Instructions for the task: Write the data below out exactly as it stands. Do not include the pictures.

Records to use:
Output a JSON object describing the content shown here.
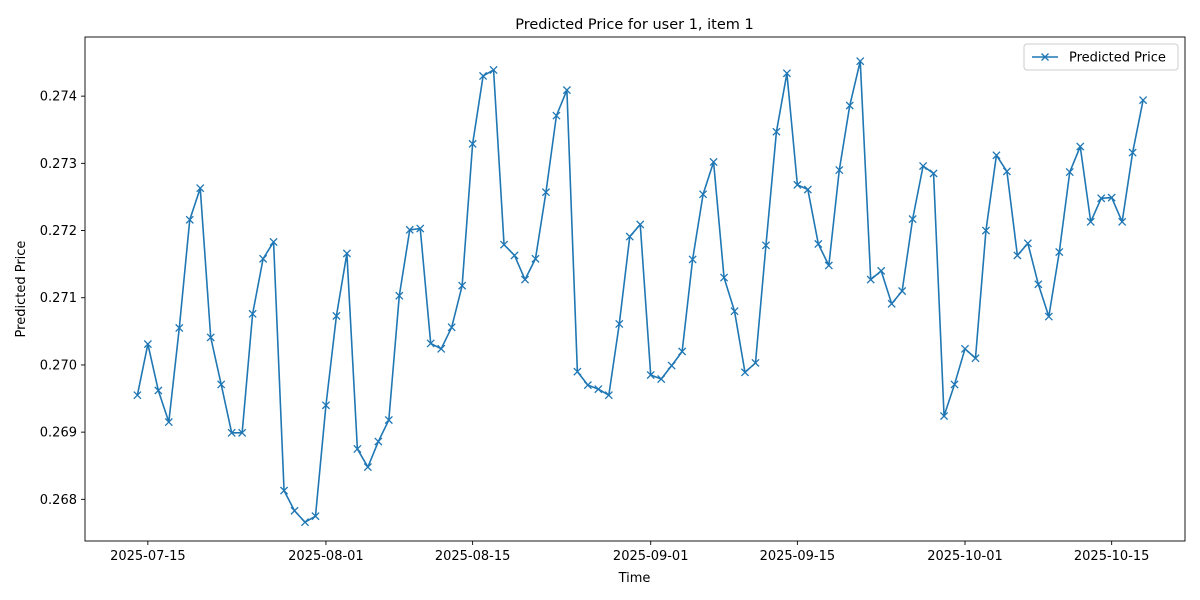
{
  "chart_data": {
    "type": "line",
    "title": "Predicted Price for user 1, item 1",
    "xlabel": "Time",
    "ylabel": "Predicted Price",
    "xlim": [
      "2025-07-09",
      "2025-10-22"
    ],
    "ylim": [
      0.26738,
      0.27488
    ],
    "x_ticks": [
      "2025-07-15",
      "2025-08-01",
      "2025-08-15",
      "2025-09-01",
      "2025-09-15",
      "2025-10-01",
      "2025-10-15"
    ],
    "y_ticks": [
      "0.268",
      "0.269",
      "0.270",
      "0.271",
      "0.272",
      "0.273",
      "0.274"
    ],
    "legend_position": "upper right",
    "grid": false,
    "colors": {
      "series": "#1f77b4"
    },
    "marker": "x",
    "series": [
      {
        "name": "Predicted Price",
        "x": [
          "2025-07-14",
          "2025-07-15",
          "2025-07-16",
          "2025-07-17",
          "2025-07-18",
          "2025-07-19",
          "2025-07-20",
          "2025-07-21",
          "2025-07-22",
          "2025-07-23",
          "2025-07-24",
          "2025-07-25",
          "2025-07-26",
          "2025-07-27",
          "2025-07-28",
          "2025-07-29",
          "2025-07-30",
          "2025-07-31",
          "2025-08-01",
          "2025-08-02",
          "2025-08-03",
          "2025-08-04",
          "2025-08-05",
          "2025-08-06",
          "2025-08-07",
          "2025-08-08",
          "2025-08-09",
          "2025-08-10",
          "2025-08-11",
          "2025-08-12",
          "2025-08-13",
          "2025-08-14",
          "2025-08-15",
          "2025-08-16",
          "2025-08-17",
          "2025-08-18",
          "2025-08-19",
          "2025-08-20",
          "2025-08-21",
          "2025-08-22",
          "2025-08-23",
          "2025-08-24",
          "2025-08-25",
          "2025-08-26",
          "2025-08-27",
          "2025-08-28",
          "2025-08-29",
          "2025-08-30",
          "2025-08-31",
          "2025-09-01",
          "2025-09-02",
          "2025-09-03",
          "2025-09-04",
          "2025-09-05",
          "2025-09-06",
          "2025-09-07",
          "2025-09-08",
          "2025-09-09",
          "2025-09-10",
          "2025-09-11",
          "2025-09-12",
          "2025-09-13",
          "2025-09-14",
          "2025-09-15",
          "2025-09-16",
          "2025-09-17",
          "2025-09-18",
          "2025-09-19",
          "2025-09-20",
          "2025-09-21",
          "2025-09-22",
          "2025-09-23",
          "2025-09-24",
          "2025-09-25",
          "2025-09-26",
          "2025-09-27",
          "2025-09-28",
          "2025-09-29",
          "2025-09-30",
          "2025-10-01",
          "2025-10-02",
          "2025-10-03",
          "2025-10-04",
          "2025-10-05",
          "2025-10-06",
          "2025-10-07",
          "2025-10-08",
          "2025-10-09",
          "2025-10-10",
          "2025-10-11",
          "2025-10-12",
          "2025-10-13",
          "2025-10-14",
          "2025-10-15",
          "2025-10-16",
          "2025-10-17",
          "2025-10-18"
        ],
        "values": [
          0.26955,
          0.27031,
          0.26962,
          0.26915,
          0.27055,
          0.27216,
          0.27263,
          0.27041,
          0.26971,
          0.26899,
          0.26899,
          0.27076,
          0.27158,
          0.27183,
          0.26813,
          0.26783,
          0.26766,
          0.26775,
          0.2694,
          0.27073,
          0.27166,
          0.26875,
          0.26848,
          0.26886,
          0.26918,
          0.27103,
          0.27201,
          0.27203,
          0.27032,
          0.27024,
          0.27056,
          0.27118,
          0.27329,
          0.2743,
          0.27439,
          0.27179,
          0.27163,
          0.27127,
          0.27158,
          0.27257,
          0.27371,
          0.27409,
          0.2699,
          0.2697,
          0.26964,
          0.26955,
          0.27061,
          0.27191,
          0.27209,
          0.26985,
          0.26979,
          0.26999,
          0.2702,
          0.27157,
          0.27254,
          0.27302,
          0.2713,
          0.2708,
          0.26989,
          0.27003,
          0.27178,
          0.27347,
          0.27434,
          0.27268,
          0.27261,
          0.2718,
          0.27148,
          0.2729,
          0.27386,
          0.27452,
          0.27127,
          0.2714,
          0.27091,
          0.2711,
          0.27217,
          0.27296,
          0.27285,
          0.26924,
          0.26971,
          0.27024,
          0.2701,
          0.272,
          0.27312,
          0.27288,
          0.27163,
          0.27181,
          0.2712,
          0.27072,
          0.27168,
          0.27287,
          0.27325,
          0.27213,
          0.27248,
          0.27249,
          0.27213,
          0.27316,
          0.27394
        ]
      }
    ]
  }
}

Output of the task:
Output a JSON object describing the content shown here.
{
  "chart_data": {
    "type": "line",
    "title": "Predicted Price for user 1, item 1",
    "xlabel": "Time",
    "ylabel": "Predicted Price",
    "xlim": [
      "2025-07-09",
      "2025-10-22"
    ],
    "ylim": [
      0.26738,
      0.27488
    ],
    "x_ticks": [
      "2025-07-15",
      "2025-08-01",
      "2025-08-15",
      "2025-09-01",
      "2025-09-15",
      "2025-10-01",
      "2025-10-15"
    ],
    "y_ticks": [
      "0.268",
      "0.269",
      "0.270",
      "0.271",
      "0.272",
      "0.273",
      "0.274"
    ],
    "legend_position": "upper right",
    "grid": false,
    "colors": {
      "series": "#1f77b4"
    },
    "marker": "x",
    "series": [
      {
        "name": "Predicted Price",
        "x": [
          "2025-07-14",
          "2025-07-15",
          "2025-07-16",
          "2025-07-17",
          "2025-07-18",
          "2025-07-19",
          "2025-07-20",
          "2025-07-21",
          "2025-07-22",
          "2025-07-23",
          "2025-07-24",
          "2025-07-25",
          "2025-07-26",
          "2025-07-27",
          "2025-07-28",
          "2025-07-29",
          "2025-07-30",
          "2025-07-31",
          "2025-08-01",
          "2025-08-02",
          "2025-08-03",
          "2025-08-04",
          "2025-08-05",
          "2025-08-06",
          "2025-08-07",
          "2025-08-08",
          "2025-08-09",
          "2025-08-10",
          "2025-08-11",
          "2025-08-12",
          "2025-08-13",
          "2025-08-14",
          "2025-08-15",
          "2025-08-16",
          "2025-08-17",
          "2025-08-18",
          "2025-08-19",
          "2025-08-20",
          "2025-08-21",
          "2025-08-22",
          "2025-08-23",
          "2025-08-24",
          "2025-08-25",
          "2025-08-26",
          "2025-08-27",
          "2025-08-28",
          "2025-08-29",
          "2025-08-30",
          "2025-08-31",
          "2025-09-01",
          "2025-09-02",
          "2025-09-03",
          "2025-09-04",
          "2025-09-05",
          "2025-09-06",
          "2025-09-07",
          "2025-09-08",
          "2025-09-09",
          "2025-09-10",
          "2025-09-11",
          "2025-09-12",
          "2025-09-13",
          "2025-09-14",
          "2025-09-15",
          "2025-09-16",
          "2025-09-17",
          "2025-09-18",
          "2025-09-19",
          "2025-09-20",
          "2025-09-21",
          "2025-09-22",
          "2025-09-23",
          "2025-09-24",
          "2025-09-25",
          "2025-09-26",
          "2025-09-27",
          "2025-09-28",
          "2025-09-29",
          "2025-09-30",
          "2025-10-01",
          "2025-10-02",
          "2025-10-03",
          "2025-10-04",
          "2025-10-05",
          "2025-10-06",
          "2025-10-07",
          "2025-10-08",
          "2025-10-09",
          "2025-10-10",
          "2025-10-11",
          "2025-10-12",
          "2025-10-13",
          "2025-10-14",
          "2025-10-15",
          "2025-10-16",
          "2025-10-17",
          "2025-10-18"
        ],
        "values": [
          0.26955,
          0.27031,
          0.26962,
          0.26915,
          0.27055,
          0.27216,
          0.27263,
          0.27041,
          0.26971,
          0.26899,
          0.26899,
          0.27076,
          0.27158,
          0.27183,
          0.26813,
          0.26783,
          0.26766,
          0.26775,
          0.2694,
          0.27073,
          0.27166,
          0.26875,
          0.26848,
          0.26886,
          0.26918,
          0.27103,
          0.27201,
          0.27203,
          0.27032,
          0.27024,
          0.27056,
          0.27118,
          0.27329,
          0.2743,
          0.27439,
          0.27179,
          0.27163,
          0.27127,
          0.27158,
          0.27257,
          0.27371,
          0.27409,
          0.2699,
          0.2697,
          0.26964,
          0.26955,
          0.27061,
          0.27191,
          0.27209,
          0.26985,
          0.26979,
          0.26999,
          0.2702,
          0.27157,
          0.27254,
          0.27302,
          0.2713,
          0.2708,
          0.26989,
          0.27003,
          0.27178,
          0.27347,
          0.27434,
          0.27268,
          0.27261,
          0.2718,
          0.27148,
          0.2729,
          0.27386,
          0.27452,
          0.27127,
          0.2714,
          0.27091,
          0.2711,
          0.27217,
          0.27296,
          0.27285,
          0.26924,
          0.26971,
          0.27024,
          0.2701,
          0.272,
          0.27312,
          0.27288,
          0.27163,
          0.27181,
          0.2712,
          0.27072,
          0.27168,
          0.27287,
          0.27325,
          0.27213,
          0.27248,
          0.27249,
          0.27213,
          0.27316,
          0.27394
        ]
      }
    ]
  }
}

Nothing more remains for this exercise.